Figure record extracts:

== Segment start ==

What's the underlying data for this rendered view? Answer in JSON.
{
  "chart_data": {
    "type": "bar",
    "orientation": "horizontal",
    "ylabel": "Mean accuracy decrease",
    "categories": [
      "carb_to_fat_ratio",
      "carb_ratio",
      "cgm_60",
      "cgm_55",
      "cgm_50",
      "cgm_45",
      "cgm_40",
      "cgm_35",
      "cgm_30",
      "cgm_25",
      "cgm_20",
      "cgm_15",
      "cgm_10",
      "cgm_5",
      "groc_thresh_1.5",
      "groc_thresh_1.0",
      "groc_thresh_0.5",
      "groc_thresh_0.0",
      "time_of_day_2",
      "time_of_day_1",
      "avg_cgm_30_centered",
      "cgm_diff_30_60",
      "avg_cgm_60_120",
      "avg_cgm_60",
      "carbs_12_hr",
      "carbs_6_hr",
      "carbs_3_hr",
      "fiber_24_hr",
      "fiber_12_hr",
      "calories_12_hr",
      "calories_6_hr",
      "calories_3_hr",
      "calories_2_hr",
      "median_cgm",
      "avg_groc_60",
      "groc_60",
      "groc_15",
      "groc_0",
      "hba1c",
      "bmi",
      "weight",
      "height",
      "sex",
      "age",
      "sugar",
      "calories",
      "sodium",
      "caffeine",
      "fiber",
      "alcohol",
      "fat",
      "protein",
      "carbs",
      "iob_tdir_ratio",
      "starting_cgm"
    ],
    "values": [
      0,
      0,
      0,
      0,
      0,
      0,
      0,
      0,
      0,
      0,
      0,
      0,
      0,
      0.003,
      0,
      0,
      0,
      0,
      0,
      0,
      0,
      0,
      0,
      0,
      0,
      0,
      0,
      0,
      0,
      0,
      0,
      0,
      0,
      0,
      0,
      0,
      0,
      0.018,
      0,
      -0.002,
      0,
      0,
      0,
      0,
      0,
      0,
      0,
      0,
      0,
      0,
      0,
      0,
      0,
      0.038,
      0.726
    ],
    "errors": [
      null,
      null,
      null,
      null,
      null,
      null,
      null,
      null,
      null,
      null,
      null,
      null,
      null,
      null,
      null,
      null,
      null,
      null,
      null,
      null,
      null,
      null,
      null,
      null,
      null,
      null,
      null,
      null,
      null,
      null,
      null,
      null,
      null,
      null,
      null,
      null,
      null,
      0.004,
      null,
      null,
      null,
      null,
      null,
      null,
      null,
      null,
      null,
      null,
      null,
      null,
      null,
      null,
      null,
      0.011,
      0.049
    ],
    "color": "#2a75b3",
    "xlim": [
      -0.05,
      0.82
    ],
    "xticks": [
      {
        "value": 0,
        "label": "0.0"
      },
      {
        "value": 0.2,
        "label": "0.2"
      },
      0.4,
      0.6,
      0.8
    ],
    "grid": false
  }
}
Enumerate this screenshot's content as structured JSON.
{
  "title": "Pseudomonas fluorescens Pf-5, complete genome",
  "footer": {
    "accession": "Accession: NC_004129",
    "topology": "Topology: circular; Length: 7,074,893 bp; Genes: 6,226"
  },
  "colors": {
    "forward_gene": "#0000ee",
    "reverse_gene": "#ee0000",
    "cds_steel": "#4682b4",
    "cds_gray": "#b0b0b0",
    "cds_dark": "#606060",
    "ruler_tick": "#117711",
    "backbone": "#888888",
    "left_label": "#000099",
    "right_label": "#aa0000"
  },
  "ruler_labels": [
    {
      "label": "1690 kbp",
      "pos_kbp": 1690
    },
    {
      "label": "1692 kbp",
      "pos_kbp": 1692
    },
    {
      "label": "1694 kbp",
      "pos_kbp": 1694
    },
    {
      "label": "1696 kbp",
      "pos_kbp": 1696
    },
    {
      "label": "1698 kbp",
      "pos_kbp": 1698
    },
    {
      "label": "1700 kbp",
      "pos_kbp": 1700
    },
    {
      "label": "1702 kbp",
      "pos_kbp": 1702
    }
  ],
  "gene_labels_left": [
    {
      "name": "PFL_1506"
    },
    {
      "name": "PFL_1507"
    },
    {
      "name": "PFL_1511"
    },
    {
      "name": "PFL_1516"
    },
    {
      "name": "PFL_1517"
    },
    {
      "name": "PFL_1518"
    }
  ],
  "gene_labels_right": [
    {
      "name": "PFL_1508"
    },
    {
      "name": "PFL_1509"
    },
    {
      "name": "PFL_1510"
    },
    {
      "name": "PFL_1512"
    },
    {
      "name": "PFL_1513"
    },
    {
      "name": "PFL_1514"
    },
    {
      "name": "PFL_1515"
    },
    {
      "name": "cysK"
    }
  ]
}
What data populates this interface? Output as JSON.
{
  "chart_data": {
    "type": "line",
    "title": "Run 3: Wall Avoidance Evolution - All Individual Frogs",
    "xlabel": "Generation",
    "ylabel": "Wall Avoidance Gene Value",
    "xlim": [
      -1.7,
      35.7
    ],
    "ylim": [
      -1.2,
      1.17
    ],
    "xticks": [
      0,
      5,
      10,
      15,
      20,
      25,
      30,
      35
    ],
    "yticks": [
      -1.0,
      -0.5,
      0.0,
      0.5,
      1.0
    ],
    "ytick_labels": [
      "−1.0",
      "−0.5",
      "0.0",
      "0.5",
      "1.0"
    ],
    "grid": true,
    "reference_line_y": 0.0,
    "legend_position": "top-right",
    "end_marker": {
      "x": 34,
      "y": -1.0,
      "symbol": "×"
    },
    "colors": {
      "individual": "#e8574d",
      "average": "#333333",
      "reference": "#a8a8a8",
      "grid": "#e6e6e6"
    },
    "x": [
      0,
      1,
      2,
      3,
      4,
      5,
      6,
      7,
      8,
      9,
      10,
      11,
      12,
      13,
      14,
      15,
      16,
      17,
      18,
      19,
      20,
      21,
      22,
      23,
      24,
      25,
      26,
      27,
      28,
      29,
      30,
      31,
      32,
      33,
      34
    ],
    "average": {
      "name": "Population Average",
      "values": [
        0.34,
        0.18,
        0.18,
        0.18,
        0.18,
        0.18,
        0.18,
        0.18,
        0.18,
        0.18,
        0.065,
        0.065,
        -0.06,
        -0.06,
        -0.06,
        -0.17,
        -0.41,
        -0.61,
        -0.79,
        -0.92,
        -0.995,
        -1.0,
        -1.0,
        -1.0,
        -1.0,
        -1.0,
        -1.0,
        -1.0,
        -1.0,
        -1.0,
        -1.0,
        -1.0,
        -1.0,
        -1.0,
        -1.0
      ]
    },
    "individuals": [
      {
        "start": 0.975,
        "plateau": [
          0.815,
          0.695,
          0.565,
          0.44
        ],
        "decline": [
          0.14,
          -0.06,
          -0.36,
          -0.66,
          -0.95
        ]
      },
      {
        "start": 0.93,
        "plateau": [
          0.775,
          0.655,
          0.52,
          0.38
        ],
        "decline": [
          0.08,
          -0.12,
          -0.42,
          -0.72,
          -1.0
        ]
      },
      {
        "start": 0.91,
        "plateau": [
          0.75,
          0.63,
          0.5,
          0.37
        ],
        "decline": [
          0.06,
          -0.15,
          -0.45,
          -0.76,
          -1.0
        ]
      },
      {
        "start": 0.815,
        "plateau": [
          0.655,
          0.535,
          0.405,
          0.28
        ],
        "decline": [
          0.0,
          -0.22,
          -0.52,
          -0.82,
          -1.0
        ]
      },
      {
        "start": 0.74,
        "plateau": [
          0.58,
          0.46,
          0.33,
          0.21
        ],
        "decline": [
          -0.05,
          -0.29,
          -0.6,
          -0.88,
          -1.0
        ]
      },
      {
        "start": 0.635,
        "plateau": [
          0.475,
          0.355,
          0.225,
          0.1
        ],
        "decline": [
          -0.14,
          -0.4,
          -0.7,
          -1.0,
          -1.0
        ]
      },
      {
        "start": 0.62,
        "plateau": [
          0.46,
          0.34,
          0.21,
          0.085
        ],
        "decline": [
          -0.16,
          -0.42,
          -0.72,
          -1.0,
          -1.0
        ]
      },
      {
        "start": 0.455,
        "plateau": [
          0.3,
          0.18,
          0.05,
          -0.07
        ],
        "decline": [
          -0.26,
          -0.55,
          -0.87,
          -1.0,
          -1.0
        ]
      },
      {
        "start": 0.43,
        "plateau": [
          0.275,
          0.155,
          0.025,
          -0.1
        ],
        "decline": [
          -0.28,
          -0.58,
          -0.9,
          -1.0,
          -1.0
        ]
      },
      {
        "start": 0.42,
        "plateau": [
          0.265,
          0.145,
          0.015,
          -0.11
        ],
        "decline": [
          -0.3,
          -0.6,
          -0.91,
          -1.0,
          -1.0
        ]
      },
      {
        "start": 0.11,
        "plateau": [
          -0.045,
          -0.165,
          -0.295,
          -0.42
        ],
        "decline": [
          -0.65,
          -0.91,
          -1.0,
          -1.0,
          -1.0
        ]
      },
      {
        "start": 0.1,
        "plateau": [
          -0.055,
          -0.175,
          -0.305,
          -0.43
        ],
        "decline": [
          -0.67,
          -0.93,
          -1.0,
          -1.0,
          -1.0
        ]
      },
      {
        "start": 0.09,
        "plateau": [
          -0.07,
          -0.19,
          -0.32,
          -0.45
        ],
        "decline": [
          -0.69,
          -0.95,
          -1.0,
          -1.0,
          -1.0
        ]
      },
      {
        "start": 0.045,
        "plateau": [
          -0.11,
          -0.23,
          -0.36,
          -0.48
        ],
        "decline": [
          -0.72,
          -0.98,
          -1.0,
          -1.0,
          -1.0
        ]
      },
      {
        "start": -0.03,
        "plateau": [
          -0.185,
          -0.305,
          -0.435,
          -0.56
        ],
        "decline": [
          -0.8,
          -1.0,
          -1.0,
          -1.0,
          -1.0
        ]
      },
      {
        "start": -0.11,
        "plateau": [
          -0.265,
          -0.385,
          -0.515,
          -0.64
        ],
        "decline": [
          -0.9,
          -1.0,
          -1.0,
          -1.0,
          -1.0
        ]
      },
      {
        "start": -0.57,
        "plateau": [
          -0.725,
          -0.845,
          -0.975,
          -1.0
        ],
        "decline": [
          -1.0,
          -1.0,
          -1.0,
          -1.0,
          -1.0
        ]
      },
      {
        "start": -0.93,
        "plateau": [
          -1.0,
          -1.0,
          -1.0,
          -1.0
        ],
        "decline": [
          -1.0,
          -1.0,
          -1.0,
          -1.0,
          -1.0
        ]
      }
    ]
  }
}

== Segment end ==

- _EXERCISE INSTRUCTIONS_
Each line of the records above that includes the string "JSON" should be counted. Report the total alone.

- _RESPONSE TO THIS EXERCISE_
3